→ TASK DATA:
---

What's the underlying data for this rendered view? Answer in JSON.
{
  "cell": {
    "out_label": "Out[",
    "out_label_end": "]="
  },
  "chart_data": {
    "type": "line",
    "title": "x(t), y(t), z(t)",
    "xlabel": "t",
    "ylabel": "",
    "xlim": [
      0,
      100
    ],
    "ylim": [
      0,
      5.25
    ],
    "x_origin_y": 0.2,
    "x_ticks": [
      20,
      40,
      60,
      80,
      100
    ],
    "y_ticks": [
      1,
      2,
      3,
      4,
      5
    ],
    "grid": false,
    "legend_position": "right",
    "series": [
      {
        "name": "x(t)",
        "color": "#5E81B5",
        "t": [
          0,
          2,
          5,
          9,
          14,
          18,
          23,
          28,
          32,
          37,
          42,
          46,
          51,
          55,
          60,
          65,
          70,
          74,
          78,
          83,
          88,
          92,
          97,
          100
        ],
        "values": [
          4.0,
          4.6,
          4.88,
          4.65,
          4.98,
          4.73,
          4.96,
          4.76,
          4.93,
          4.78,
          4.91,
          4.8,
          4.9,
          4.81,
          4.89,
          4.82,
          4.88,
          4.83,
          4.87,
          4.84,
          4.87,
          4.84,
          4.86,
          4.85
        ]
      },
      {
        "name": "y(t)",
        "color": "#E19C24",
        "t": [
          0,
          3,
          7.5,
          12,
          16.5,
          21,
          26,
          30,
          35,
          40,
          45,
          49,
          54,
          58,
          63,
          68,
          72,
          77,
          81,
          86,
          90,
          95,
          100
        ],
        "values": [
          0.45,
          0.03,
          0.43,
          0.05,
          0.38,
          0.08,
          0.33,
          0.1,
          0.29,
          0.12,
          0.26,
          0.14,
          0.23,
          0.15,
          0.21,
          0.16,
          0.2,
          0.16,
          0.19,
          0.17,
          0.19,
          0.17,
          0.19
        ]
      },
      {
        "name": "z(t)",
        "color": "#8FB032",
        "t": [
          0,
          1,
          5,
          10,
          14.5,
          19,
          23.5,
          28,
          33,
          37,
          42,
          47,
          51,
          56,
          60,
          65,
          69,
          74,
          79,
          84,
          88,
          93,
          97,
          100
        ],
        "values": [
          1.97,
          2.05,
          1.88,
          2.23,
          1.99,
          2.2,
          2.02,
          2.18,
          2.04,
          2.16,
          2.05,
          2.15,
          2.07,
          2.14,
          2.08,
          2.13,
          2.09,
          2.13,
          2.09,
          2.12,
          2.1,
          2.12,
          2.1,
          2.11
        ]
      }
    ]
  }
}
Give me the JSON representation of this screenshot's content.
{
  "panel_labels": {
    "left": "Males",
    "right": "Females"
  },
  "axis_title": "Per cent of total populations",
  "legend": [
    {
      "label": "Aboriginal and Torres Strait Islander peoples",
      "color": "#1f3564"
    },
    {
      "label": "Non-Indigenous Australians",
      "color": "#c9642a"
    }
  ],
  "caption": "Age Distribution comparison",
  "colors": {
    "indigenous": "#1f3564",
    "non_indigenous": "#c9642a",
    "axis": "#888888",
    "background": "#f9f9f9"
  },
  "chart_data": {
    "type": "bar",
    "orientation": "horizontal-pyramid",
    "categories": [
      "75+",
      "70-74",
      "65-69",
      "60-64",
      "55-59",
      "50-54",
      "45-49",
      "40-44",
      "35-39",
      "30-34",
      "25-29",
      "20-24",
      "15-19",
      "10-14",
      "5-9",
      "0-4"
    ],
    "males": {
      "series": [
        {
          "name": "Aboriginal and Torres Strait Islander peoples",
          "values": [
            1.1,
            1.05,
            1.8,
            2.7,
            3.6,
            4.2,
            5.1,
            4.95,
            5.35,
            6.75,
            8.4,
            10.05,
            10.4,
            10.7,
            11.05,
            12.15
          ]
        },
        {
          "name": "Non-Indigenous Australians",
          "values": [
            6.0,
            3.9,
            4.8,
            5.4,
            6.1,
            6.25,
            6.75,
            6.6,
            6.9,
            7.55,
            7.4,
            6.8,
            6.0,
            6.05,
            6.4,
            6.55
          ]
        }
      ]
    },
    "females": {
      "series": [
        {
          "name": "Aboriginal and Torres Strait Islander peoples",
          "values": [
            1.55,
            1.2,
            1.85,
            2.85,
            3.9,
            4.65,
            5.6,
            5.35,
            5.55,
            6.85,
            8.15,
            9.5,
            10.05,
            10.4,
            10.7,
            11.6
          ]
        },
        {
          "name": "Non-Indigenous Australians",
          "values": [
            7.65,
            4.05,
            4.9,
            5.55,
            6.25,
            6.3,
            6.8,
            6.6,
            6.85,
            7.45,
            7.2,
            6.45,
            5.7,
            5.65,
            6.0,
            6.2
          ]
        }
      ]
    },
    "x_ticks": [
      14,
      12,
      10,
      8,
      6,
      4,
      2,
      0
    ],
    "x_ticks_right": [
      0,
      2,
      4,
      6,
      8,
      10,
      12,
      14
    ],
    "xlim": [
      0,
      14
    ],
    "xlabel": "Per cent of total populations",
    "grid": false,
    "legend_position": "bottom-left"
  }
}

---

→ WHAT YOU HAVE TO DO:
Search the records for the word "cent", then list every line that has it.

→ EXERCISE SOLUTION:
  "axis_title": "Per cent of total populations",
    "xlabel": "Per cent of total populations",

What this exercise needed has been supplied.